_Exercise_
Copy every record word for word.

>>

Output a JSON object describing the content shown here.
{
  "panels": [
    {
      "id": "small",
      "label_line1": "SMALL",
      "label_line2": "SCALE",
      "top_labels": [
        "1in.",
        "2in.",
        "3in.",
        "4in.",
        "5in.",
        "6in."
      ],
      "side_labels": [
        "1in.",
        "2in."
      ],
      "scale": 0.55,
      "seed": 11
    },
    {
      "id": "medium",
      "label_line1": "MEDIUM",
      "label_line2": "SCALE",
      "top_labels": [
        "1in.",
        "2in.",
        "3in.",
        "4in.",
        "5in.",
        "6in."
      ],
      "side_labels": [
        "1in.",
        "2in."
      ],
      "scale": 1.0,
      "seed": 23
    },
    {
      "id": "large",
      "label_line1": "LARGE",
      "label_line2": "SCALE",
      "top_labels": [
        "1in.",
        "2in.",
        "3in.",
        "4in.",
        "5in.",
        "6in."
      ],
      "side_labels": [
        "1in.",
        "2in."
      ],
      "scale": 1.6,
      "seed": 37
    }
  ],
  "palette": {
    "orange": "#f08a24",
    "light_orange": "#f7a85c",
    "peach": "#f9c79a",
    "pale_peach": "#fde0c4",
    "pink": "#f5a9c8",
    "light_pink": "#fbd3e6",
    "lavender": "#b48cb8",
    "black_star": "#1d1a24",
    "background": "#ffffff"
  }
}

<<

_Output below_
Output a JSON object describing the content shown here.
{
  "panels": [
    {
      "id": "small",
      "label_line1": "SMALL",
      "label_line2": "SCALE",
      "top_labels": [
        "1in.",
        "2in.",
        "3in.",
        "4in.",
        "5in.",
        "6in."
      ],
      "side_labels": [
        "1in.",
        "2in."
      ],
      "scale": 0.55,
      "seed": 11
    },
    {
      "id": "medium",
      "label_line1": "MEDIUM",
      "label_line2": "SCALE",
      "top_labels": [
        "1in.",
        "2in.",
        "3in.",
        "4in.",
        "5in.",
        "6in."
      ],
      "side_labels": [
        "1in.",
        "2in."
      ],
      "scale": 1.0,
      "seed": 23
    },
    {
      "id": "large",
      "label_line1": "LARGE",
      "label_line2": "SCALE",
      "top_labels": [
        "1in.",
        "2in.",
        "3in.",
        "4in.",
        "5in.",
        "6in."
      ],
      "side_labels": [
        "1in.",
        "2in."
      ],
      "scale": 1.6,
      "seed": 37
    }
  ],
  "palette": {
    "orange": "#f08a24",
    "light_orange": "#f7a85c",
    "peach": "#f9c79a",
    "pale_peach": "#fde0c4",
    "pink": "#f5a9c8",
    "light_pink": "#fbd3e6",
    "lavender": "#b48cb8",
    "black_star": "#1d1a24",
    "background": "#ffffff"
  }
}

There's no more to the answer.